**Task statement**
Copy the lines below as they are; omit the images they contain.

(Saved data entries)
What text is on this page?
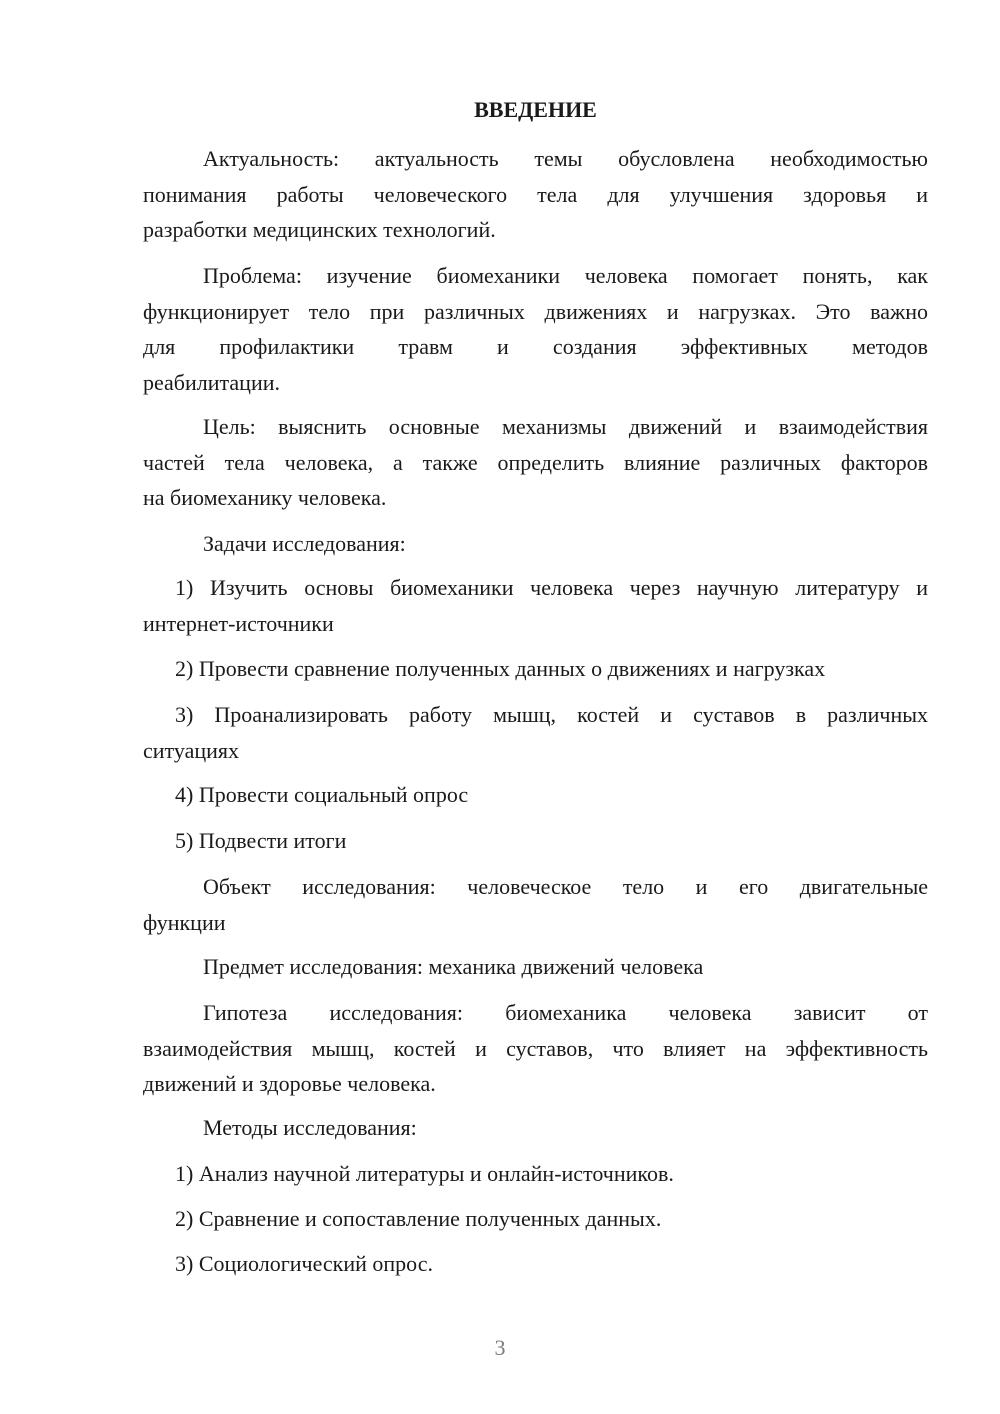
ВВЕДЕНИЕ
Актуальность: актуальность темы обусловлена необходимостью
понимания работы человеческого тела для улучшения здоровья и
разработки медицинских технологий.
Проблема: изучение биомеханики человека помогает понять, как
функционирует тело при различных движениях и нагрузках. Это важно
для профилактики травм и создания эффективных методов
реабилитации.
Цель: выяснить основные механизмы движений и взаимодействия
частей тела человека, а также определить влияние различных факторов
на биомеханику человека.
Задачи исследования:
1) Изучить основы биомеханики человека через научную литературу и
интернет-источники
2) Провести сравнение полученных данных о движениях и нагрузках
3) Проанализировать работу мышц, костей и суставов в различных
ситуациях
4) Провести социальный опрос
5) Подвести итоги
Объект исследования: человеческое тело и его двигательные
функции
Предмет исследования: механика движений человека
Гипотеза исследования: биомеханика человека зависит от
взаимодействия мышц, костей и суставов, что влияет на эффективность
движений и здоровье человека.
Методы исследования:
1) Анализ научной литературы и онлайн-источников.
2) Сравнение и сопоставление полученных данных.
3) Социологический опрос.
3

**Solution to the exercise**
What text is on this page?
ВВЕДЕНИЕ
Актуальность: актуальность темы обусловлена необходимостью
понимания работы человеческого тела для улучшения здоровья и
разработки медицинских технологий.
Проблема: изучение биомеханики человека помогает понять, как
функционирует тело при различных движениях и нагрузках. Это важно
для профилактики травм и создания эффективных методов
реабилитации.
Цель: выяснить основные механизмы движений и взаимодействия
частей тела человека, а также определить влияние различных факторов
на биомеханику человека.
Задачи исследования:
1) Изучить основы биомеханики человека через научную литературу и
интернет-источники
2) Провести сравнение полученных данных о движениях и нагрузках
3) Проанализировать работу мышц, костей и суставов в различных
ситуациях
4) Провести социальный опрос
5) Подвести итоги
Объект исследования: человеческое тело и его двигательные
функции
Предмет исследования: механика движений человека
Гипотеза исследования: биомеханика человека зависит от
взаимодействия мышц, костей и суставов, что влияет на эффективность
движений и здоровье человека.
Методы исследования:
1) Анализ научной литературы и онлайн-источников.
2) Сравнение и сопоставление полученных данных.
3) Социологический опрос.
3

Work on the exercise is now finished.